RECORDS SUPPLIED.
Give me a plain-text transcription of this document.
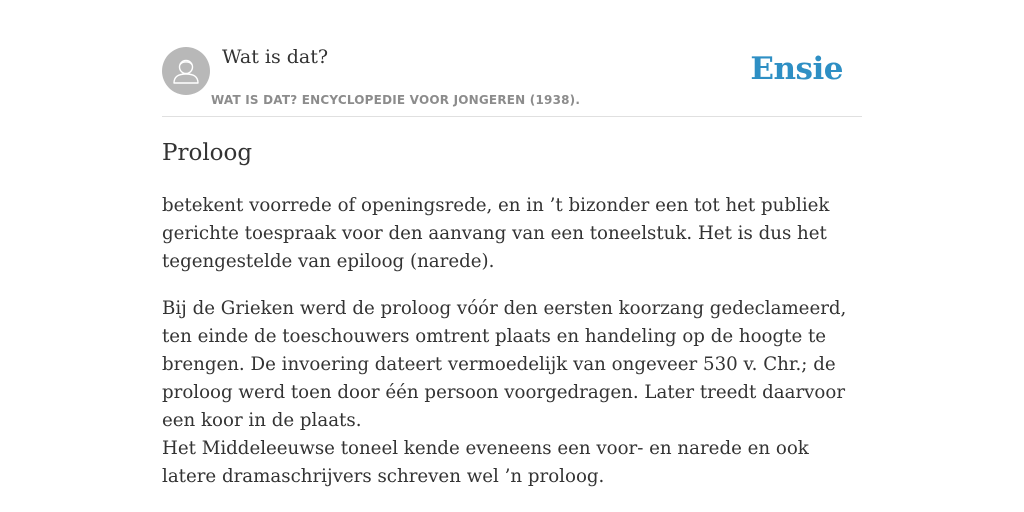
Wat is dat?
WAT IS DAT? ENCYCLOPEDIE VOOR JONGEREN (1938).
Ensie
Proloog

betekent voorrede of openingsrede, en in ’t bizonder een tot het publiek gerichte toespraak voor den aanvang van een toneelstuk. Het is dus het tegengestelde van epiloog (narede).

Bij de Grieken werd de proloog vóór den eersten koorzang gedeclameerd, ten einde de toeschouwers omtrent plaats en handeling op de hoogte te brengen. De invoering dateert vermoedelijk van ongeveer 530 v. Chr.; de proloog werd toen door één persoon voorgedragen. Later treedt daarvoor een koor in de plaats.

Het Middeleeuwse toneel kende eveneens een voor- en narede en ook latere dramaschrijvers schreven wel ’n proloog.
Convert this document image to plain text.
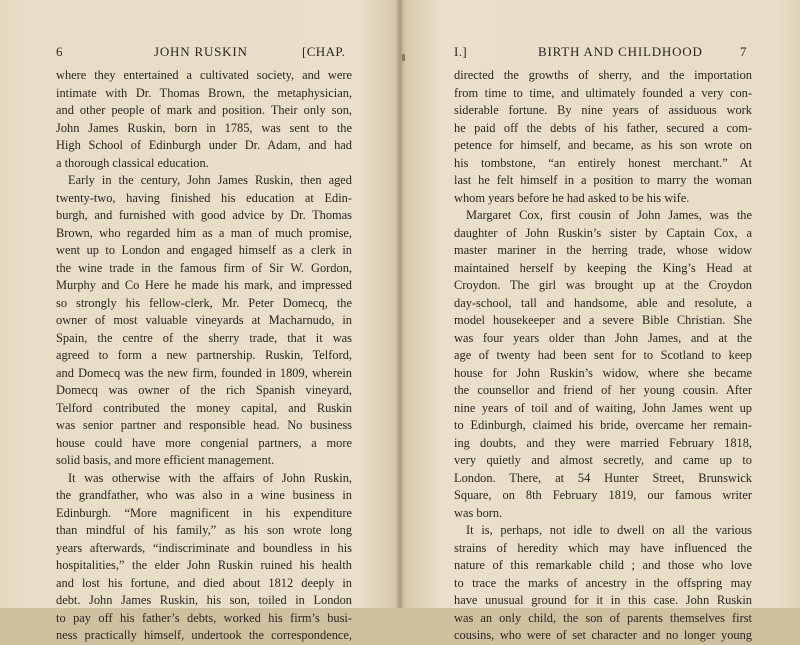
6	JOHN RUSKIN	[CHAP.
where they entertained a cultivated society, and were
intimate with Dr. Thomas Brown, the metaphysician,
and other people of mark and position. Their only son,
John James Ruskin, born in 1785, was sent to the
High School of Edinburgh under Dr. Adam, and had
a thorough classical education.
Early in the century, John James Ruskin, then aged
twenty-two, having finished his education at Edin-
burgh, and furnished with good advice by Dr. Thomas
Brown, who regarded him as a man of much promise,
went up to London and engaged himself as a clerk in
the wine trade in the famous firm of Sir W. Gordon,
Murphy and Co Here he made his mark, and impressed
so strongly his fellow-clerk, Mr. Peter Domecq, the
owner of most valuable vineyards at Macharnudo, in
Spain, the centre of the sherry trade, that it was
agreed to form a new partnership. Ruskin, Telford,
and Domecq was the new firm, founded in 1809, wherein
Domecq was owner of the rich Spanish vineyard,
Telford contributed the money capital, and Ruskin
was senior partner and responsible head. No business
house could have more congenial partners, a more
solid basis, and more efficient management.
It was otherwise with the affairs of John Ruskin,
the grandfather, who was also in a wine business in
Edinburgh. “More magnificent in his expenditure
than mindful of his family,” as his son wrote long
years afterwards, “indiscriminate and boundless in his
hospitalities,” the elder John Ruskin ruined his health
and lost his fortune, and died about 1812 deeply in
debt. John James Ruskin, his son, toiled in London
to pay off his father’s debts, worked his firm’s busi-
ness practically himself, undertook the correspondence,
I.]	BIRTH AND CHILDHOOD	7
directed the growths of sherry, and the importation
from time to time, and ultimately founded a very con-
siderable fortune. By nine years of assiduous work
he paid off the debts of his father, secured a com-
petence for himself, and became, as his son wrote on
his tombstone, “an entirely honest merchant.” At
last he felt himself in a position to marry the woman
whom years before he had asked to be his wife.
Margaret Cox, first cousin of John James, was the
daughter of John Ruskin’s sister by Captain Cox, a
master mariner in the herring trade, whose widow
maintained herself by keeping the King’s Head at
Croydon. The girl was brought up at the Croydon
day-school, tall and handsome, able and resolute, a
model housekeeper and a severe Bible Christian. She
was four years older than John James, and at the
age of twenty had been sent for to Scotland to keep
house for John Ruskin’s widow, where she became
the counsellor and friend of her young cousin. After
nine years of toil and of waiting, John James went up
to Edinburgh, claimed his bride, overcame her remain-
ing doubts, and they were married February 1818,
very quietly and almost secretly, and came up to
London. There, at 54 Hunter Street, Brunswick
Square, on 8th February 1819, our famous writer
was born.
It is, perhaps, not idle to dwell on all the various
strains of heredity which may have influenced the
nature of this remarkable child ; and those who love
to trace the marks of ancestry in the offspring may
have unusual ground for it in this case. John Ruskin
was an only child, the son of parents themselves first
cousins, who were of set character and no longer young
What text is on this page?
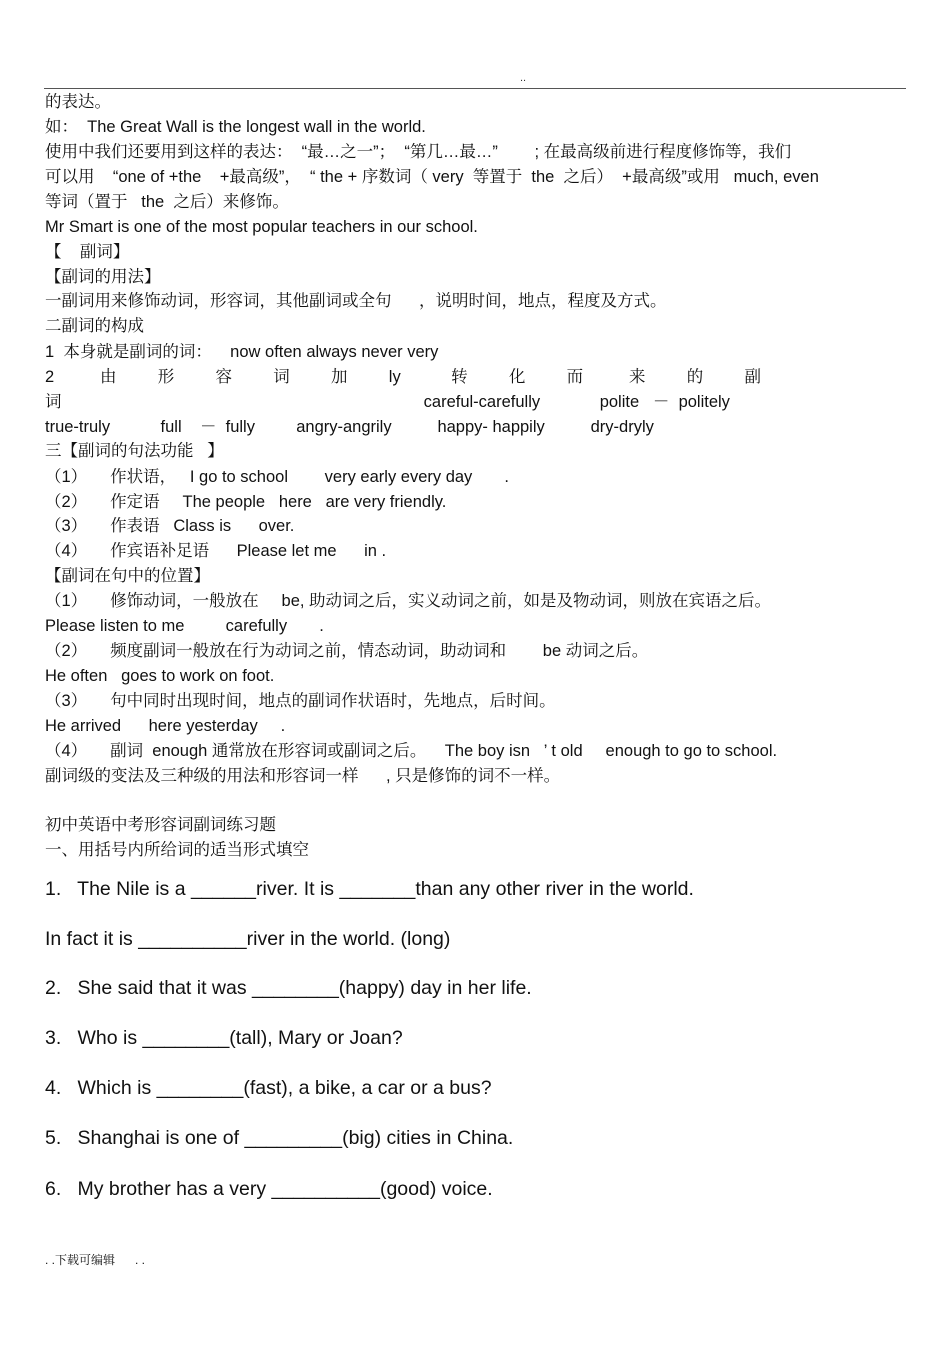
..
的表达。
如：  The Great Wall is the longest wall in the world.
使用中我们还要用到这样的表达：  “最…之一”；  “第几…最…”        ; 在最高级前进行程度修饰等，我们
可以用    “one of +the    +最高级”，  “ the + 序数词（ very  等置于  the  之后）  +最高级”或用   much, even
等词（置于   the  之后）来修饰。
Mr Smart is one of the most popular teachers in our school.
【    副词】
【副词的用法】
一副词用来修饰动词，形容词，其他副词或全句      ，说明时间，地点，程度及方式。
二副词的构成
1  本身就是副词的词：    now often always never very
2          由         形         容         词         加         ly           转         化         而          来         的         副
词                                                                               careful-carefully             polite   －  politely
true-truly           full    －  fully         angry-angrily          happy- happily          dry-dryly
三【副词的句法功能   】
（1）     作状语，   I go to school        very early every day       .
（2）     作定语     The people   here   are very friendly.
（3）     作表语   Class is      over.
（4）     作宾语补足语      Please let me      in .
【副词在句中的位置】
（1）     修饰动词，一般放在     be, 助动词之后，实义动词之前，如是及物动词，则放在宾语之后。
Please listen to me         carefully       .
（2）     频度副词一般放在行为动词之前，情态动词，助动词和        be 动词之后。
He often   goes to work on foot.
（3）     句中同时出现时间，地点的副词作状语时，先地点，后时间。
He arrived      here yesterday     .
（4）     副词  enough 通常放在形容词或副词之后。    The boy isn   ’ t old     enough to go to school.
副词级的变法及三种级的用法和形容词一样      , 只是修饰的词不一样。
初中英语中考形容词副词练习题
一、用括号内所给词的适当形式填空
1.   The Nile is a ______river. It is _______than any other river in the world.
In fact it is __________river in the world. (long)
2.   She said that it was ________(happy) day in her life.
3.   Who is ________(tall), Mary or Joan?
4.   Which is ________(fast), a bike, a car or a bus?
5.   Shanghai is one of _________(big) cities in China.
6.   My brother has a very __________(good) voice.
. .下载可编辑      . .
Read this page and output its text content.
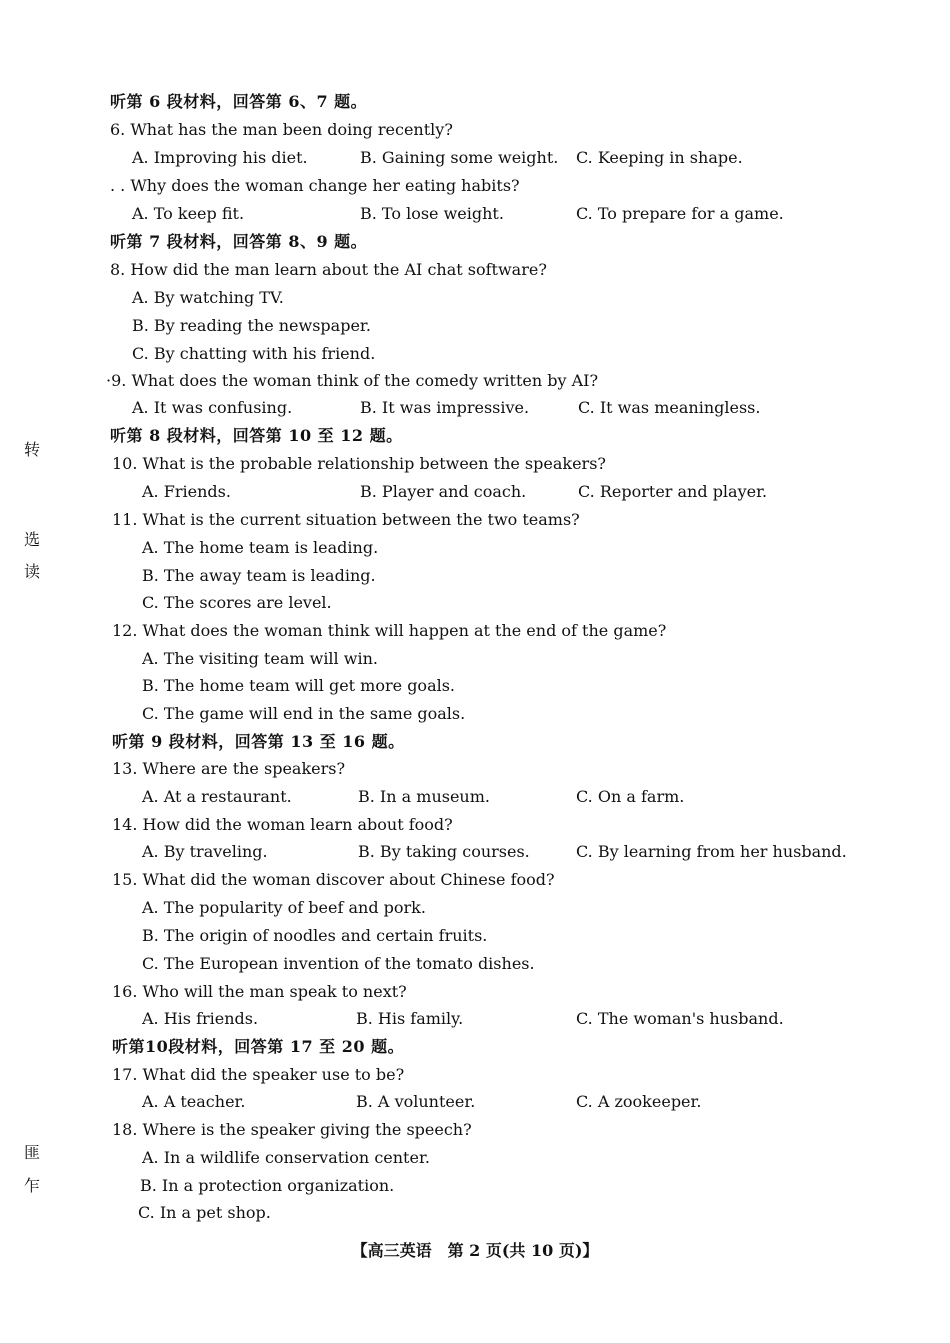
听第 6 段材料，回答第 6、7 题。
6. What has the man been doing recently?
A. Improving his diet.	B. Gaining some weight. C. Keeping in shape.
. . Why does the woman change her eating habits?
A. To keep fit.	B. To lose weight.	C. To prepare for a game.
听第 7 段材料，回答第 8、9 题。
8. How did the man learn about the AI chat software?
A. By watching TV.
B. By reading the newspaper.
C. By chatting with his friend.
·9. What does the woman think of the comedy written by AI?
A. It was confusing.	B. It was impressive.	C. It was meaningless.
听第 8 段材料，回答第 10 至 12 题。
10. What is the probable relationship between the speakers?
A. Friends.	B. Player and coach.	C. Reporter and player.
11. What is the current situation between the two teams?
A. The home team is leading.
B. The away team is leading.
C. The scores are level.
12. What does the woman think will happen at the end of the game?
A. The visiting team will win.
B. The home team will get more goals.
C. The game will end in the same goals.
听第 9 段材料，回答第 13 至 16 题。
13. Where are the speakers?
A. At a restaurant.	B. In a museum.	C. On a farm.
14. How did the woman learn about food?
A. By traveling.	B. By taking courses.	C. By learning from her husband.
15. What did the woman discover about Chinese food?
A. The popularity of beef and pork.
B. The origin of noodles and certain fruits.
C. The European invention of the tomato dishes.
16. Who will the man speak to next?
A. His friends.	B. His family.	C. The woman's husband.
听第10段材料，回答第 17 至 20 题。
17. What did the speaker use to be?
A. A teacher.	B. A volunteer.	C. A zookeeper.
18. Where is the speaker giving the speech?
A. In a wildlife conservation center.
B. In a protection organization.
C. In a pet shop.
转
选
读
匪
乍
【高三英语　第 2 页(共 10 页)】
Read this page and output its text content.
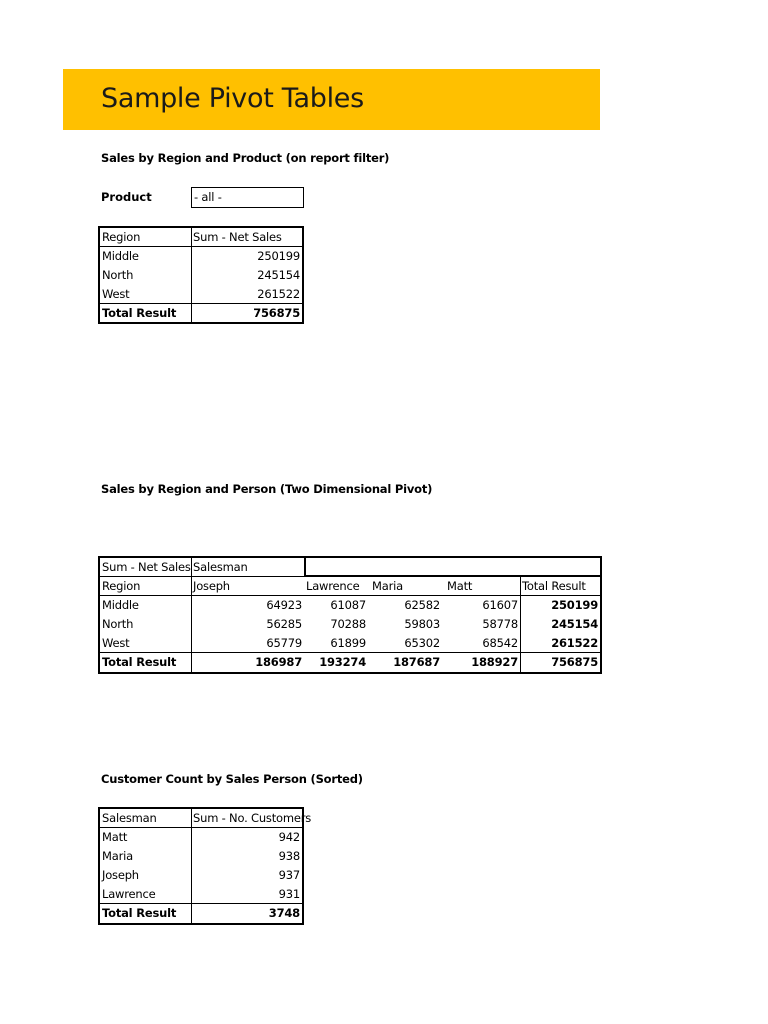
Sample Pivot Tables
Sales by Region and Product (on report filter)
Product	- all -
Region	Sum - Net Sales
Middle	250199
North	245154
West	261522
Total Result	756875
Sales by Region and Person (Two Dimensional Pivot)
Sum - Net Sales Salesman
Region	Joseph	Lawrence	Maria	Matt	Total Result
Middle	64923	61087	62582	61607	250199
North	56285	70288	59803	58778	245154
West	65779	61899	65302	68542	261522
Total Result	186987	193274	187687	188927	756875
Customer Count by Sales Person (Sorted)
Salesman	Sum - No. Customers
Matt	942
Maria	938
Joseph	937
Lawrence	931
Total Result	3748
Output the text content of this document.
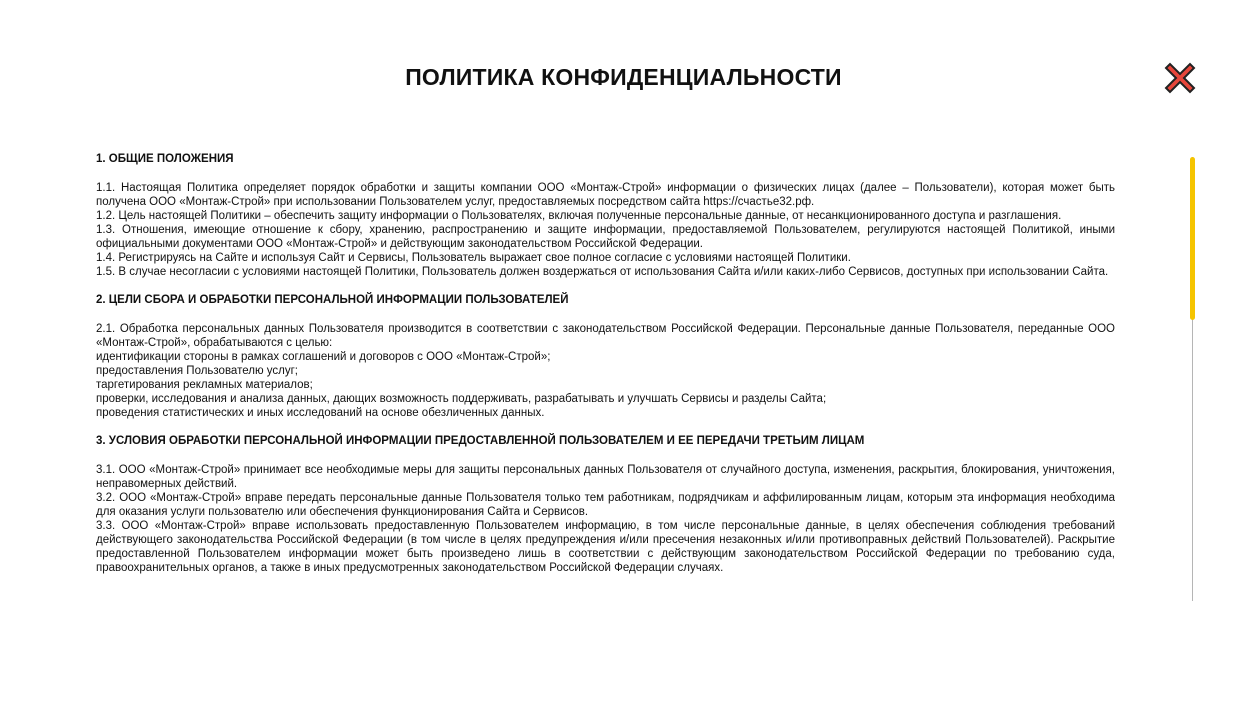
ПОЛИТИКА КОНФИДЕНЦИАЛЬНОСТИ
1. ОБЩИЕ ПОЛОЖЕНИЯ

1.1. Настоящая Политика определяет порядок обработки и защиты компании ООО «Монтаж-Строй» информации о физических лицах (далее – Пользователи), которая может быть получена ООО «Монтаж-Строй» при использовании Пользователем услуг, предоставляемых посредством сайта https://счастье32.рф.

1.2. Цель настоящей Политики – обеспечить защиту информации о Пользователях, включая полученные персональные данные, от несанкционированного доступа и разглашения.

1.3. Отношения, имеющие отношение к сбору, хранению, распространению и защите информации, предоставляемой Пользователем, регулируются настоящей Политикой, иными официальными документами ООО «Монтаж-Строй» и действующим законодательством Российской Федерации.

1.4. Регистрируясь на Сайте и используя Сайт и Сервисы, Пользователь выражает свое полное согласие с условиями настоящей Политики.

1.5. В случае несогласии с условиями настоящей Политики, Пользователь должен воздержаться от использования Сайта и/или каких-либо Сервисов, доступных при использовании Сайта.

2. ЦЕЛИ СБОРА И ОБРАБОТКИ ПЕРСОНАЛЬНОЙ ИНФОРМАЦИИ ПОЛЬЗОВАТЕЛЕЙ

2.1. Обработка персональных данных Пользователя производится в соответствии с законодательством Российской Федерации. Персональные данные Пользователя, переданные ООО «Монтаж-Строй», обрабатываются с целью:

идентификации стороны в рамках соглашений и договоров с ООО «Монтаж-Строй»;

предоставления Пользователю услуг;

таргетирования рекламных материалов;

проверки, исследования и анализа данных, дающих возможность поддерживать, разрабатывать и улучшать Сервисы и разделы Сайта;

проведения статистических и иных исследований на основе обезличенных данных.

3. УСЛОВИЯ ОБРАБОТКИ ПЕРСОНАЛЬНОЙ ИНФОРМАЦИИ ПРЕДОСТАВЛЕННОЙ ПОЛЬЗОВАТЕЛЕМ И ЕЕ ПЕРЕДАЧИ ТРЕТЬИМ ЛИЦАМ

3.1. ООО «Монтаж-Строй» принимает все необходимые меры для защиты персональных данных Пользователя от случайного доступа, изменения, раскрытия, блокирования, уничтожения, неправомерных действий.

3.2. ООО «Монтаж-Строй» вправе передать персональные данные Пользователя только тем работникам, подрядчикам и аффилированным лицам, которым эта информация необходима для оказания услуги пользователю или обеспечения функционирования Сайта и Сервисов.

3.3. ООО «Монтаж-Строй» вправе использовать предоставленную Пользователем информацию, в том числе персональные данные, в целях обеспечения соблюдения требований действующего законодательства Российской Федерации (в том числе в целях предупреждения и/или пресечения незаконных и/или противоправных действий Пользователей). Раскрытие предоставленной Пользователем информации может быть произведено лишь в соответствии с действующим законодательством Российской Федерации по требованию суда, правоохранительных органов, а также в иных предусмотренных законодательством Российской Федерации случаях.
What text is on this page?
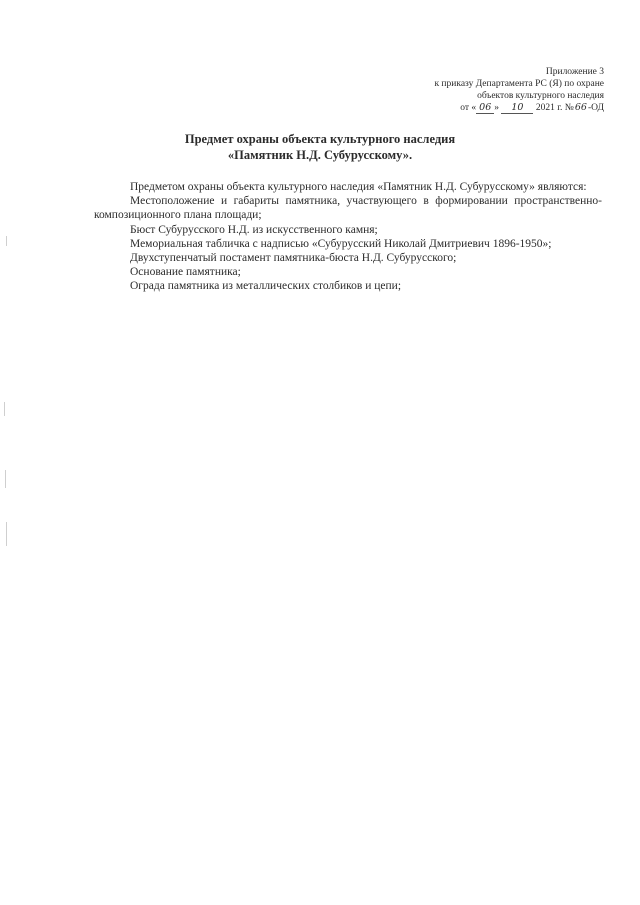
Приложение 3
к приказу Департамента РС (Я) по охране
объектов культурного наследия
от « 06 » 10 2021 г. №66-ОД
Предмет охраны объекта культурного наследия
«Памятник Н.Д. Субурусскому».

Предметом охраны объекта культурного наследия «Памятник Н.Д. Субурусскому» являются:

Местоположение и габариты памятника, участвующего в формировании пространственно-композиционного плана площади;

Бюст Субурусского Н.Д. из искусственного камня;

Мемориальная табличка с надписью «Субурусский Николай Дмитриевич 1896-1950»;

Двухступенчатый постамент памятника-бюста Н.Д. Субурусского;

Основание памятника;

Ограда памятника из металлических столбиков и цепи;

THE REQUEST.
Copy out every line that includes the word "business".

TASK RESULT.
was senior partner and responsible head. No business
the grandfather, who was also in a wine business in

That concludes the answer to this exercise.